Problem: Read the records below and copy each line that contains "Стипендия".
**** Raw records
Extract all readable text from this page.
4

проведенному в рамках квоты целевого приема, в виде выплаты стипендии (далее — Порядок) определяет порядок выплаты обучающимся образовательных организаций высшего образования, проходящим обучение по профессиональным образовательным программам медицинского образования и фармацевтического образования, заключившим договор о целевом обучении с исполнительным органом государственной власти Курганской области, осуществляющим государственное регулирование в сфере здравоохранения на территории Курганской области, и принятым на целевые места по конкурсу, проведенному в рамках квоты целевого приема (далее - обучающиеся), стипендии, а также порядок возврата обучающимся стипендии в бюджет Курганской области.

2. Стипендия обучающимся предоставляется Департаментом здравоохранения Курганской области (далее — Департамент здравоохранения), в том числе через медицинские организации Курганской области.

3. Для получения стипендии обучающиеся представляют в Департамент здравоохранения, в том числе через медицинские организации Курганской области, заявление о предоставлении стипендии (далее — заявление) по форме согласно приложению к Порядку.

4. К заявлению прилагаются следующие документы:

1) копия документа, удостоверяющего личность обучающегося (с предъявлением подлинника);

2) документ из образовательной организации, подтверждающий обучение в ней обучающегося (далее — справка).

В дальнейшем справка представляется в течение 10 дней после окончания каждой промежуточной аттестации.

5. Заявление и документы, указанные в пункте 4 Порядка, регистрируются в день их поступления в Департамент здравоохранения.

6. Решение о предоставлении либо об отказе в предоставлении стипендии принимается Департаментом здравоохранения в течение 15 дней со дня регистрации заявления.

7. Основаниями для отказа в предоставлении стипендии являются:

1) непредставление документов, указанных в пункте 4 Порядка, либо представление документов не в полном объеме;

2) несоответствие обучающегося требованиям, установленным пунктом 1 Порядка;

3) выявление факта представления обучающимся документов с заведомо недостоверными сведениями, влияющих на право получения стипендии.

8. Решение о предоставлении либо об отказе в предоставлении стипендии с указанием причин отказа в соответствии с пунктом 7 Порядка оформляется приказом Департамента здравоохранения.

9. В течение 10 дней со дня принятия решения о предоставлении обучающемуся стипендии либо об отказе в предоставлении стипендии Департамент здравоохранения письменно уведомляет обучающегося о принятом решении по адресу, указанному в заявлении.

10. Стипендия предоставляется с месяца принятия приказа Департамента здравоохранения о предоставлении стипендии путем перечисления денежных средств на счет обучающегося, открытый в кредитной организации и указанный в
********
Response for this exercise:
2. Стипендия обучающимся предоставляется Департаментом здравоохранения Курганской области (далее — Департамент здравоохранения), в том числе через медицинские организации Курганской области.
10. Стипендия предоставляется с месяца принятия приказа Департамента здравоохранения о предоставлении стипендии путем перечисления денежных средств на счет обучающегося, открытый в кредитной организации и указанный в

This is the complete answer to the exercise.